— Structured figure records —
☆ ☆ ☆ ☆
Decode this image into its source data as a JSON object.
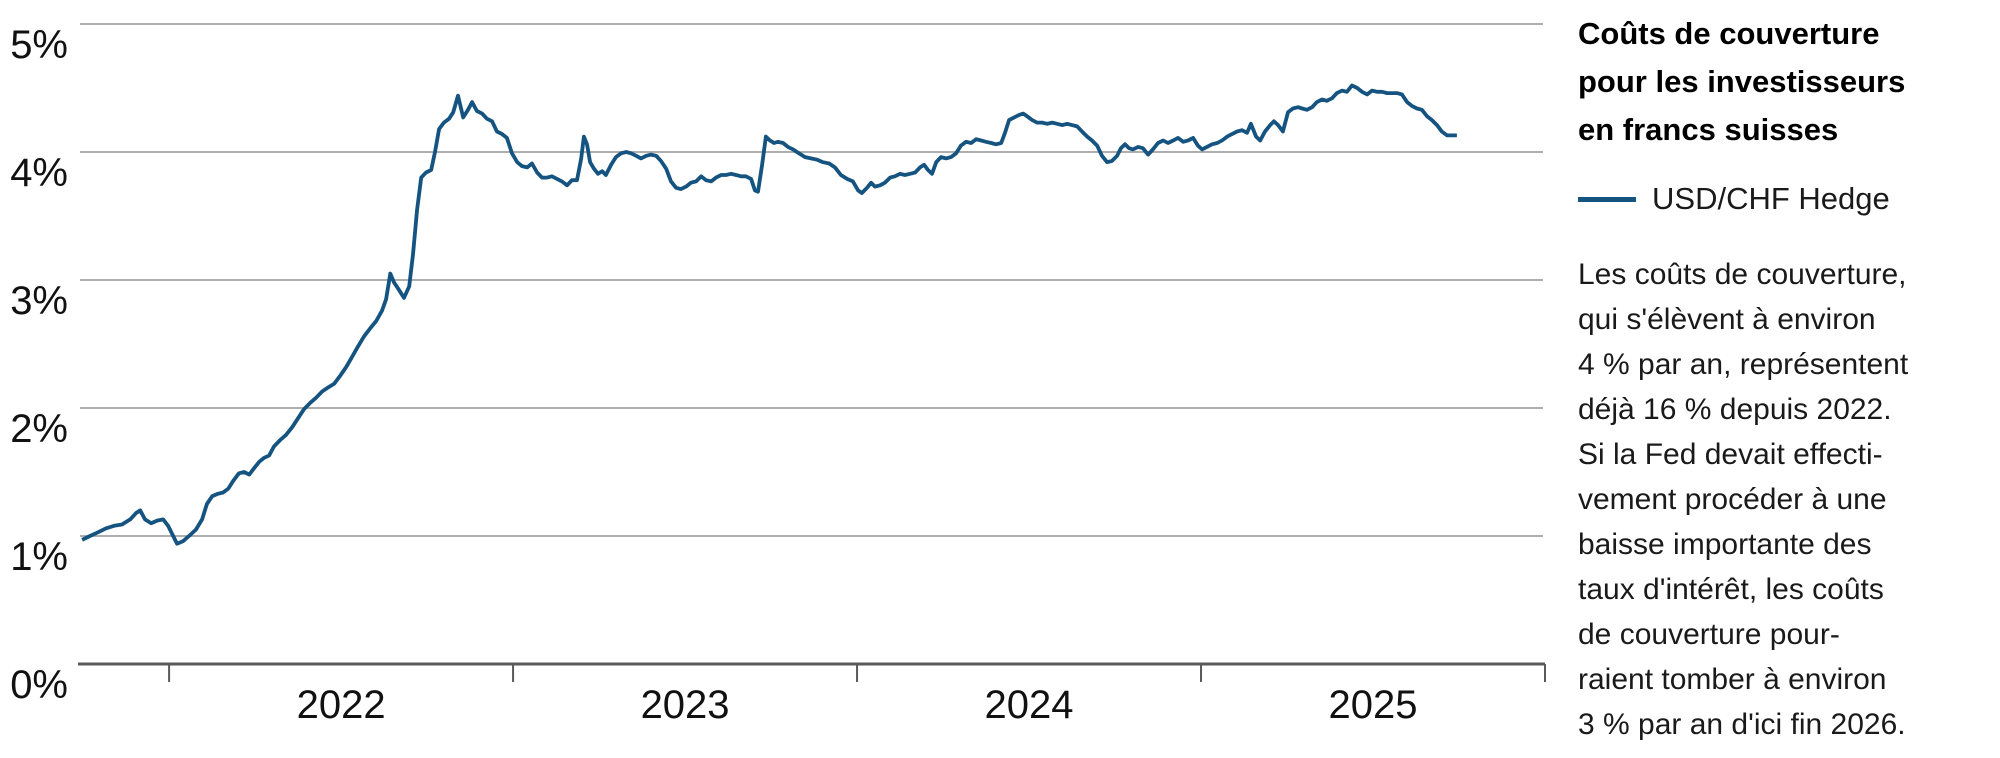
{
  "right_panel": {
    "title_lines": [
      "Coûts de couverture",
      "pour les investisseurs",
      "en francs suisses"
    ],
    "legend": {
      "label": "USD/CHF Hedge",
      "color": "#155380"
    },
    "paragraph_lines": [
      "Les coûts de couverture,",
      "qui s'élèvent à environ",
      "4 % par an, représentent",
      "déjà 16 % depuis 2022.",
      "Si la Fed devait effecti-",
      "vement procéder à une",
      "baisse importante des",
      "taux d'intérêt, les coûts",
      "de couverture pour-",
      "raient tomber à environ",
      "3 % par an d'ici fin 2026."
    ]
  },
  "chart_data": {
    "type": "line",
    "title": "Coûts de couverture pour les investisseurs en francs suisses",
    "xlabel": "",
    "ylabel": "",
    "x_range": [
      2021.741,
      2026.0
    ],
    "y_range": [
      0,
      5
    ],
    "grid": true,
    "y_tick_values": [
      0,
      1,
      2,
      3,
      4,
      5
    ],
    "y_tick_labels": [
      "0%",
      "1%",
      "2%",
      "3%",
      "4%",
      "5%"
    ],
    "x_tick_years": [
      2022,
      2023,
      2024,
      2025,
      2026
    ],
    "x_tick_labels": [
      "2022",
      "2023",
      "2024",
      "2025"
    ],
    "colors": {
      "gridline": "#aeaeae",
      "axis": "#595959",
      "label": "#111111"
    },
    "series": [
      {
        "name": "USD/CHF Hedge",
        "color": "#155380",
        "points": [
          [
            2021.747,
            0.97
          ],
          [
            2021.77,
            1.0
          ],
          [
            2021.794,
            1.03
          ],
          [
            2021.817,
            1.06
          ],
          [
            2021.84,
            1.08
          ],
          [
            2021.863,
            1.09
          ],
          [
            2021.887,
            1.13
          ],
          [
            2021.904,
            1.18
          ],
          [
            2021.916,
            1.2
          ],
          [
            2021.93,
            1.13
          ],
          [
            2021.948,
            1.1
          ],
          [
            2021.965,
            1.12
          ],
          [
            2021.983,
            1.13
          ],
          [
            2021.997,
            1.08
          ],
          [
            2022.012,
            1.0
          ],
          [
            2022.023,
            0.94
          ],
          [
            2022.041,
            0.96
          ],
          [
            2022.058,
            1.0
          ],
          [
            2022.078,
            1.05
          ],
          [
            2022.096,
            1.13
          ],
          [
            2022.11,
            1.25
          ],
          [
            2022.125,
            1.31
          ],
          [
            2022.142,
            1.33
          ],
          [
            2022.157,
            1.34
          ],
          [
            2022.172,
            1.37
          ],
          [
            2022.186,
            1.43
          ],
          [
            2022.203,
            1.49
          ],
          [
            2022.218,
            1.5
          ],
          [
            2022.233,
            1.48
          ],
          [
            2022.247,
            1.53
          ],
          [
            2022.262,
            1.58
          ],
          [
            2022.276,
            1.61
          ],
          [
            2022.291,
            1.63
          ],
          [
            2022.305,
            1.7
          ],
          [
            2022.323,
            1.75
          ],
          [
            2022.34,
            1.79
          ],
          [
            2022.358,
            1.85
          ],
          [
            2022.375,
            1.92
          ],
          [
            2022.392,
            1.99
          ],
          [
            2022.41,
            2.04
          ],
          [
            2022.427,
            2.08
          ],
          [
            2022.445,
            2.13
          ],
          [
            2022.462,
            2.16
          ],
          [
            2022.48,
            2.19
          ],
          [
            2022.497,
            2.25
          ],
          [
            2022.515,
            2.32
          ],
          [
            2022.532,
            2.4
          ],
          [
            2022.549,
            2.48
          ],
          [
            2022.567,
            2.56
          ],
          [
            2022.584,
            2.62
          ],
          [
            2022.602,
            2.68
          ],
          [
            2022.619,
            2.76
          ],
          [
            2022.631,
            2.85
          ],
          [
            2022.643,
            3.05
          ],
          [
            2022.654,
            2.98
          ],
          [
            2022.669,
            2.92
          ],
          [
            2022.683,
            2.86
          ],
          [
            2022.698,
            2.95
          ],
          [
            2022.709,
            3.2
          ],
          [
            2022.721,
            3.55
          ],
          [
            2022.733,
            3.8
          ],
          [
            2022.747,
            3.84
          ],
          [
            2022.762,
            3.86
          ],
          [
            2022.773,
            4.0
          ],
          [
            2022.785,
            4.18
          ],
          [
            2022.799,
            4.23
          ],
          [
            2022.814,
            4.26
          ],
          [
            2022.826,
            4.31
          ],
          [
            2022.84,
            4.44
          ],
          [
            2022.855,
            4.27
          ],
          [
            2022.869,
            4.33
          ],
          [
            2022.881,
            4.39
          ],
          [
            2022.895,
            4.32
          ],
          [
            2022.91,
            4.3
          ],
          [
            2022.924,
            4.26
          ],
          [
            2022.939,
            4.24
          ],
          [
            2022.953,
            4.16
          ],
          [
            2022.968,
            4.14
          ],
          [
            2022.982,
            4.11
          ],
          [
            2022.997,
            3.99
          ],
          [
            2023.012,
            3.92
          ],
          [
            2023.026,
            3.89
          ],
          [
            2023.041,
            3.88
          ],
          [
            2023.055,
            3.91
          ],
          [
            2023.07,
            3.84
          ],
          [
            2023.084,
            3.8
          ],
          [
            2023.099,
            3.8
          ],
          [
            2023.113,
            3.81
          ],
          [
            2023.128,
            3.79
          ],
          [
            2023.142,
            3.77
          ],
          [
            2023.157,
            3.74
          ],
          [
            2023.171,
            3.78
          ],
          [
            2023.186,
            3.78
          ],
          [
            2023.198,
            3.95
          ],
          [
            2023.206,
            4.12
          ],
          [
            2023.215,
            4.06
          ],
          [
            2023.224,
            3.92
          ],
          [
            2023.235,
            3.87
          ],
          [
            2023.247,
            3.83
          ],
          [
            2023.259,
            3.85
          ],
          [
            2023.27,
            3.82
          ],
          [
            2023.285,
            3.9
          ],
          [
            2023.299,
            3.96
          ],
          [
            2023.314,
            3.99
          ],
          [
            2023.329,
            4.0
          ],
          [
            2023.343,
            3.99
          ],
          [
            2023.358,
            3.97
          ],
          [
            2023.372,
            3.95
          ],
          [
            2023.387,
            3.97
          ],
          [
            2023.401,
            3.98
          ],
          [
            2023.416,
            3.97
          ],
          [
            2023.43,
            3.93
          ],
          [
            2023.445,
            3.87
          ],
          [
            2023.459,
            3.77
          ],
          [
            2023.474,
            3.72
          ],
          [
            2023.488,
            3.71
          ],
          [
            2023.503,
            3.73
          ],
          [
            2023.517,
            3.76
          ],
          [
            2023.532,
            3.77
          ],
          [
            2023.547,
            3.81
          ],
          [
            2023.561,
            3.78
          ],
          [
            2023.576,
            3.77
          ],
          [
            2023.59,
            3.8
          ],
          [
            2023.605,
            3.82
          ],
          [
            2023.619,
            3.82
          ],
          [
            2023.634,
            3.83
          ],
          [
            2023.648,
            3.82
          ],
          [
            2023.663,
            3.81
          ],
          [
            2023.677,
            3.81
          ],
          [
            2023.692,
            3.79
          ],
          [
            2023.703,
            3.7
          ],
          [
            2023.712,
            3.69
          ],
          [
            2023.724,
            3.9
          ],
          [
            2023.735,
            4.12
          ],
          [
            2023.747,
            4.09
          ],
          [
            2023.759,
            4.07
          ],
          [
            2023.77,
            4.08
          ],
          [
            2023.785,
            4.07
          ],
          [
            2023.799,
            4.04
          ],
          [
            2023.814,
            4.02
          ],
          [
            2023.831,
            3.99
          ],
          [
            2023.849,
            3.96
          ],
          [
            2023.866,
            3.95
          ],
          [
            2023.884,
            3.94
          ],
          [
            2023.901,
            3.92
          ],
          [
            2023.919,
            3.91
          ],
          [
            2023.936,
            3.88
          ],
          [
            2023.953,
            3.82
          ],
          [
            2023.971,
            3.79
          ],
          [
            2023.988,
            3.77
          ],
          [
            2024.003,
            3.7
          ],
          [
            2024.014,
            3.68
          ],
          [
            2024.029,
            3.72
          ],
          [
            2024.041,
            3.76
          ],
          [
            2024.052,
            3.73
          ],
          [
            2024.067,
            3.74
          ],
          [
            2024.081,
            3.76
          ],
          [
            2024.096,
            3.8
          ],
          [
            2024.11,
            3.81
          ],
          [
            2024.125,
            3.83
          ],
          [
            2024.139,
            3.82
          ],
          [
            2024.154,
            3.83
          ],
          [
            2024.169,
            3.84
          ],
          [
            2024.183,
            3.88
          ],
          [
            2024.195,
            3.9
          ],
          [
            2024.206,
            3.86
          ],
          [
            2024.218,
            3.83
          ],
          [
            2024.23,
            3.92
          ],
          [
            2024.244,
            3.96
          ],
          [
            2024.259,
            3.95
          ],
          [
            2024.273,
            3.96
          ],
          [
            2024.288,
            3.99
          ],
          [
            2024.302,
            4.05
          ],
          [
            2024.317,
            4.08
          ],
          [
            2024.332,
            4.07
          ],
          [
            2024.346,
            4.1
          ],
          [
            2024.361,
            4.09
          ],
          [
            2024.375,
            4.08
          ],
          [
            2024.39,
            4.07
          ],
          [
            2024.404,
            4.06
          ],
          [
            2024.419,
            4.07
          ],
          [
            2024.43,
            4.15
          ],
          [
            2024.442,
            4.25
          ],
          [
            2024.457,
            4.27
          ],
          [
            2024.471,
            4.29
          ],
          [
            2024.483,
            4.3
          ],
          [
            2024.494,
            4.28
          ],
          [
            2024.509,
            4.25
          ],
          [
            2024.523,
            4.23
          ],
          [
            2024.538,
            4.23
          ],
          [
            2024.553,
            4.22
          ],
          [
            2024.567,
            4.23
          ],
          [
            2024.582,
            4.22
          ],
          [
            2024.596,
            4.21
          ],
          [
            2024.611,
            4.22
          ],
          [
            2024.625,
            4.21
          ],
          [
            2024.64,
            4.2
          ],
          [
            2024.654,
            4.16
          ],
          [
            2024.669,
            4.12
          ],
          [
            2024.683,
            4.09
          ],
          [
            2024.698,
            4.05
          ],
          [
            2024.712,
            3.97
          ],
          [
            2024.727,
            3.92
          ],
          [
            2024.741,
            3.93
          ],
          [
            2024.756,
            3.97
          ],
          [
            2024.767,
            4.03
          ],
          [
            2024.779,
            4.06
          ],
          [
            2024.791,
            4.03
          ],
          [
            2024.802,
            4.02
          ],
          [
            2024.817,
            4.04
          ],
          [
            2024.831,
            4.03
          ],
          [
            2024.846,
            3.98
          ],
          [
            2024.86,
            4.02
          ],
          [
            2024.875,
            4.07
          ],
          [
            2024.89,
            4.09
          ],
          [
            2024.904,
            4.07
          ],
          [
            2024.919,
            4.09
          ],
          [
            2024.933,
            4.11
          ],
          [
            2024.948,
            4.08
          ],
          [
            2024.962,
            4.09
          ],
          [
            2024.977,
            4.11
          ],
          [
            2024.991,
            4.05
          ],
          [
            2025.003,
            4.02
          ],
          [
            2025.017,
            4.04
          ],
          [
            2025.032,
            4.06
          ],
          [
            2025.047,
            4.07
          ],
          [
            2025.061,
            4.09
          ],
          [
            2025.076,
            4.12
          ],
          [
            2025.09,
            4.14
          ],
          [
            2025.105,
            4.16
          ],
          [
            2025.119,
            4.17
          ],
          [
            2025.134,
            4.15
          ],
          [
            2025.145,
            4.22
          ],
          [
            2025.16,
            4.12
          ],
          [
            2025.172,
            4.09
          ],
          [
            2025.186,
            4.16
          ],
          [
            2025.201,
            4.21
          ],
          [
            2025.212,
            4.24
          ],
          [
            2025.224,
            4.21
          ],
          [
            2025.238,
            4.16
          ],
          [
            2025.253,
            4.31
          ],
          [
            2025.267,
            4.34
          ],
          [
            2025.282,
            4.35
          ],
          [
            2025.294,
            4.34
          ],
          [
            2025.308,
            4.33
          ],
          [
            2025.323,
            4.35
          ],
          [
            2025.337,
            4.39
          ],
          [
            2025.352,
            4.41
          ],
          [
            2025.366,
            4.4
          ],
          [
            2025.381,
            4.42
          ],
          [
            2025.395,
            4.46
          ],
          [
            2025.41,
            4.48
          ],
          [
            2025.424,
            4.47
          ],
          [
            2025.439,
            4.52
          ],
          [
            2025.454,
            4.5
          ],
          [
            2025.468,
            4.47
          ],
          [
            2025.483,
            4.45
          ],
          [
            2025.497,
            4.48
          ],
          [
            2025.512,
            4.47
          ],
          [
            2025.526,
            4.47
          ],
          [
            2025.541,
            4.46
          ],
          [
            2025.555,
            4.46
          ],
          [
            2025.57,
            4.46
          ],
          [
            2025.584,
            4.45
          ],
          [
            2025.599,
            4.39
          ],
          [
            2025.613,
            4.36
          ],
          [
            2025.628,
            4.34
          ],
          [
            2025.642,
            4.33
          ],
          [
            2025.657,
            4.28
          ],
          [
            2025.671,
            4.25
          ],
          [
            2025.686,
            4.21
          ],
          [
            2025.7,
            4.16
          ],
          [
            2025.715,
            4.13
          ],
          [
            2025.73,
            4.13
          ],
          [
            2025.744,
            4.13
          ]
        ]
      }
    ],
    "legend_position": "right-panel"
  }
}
☆ ☆ ☆ ☆
— WHAT YOU NEED TO DO —
Reply with one number: the count of lines in the entries that include the word "environ".

— EXPECTED ANSWER —
2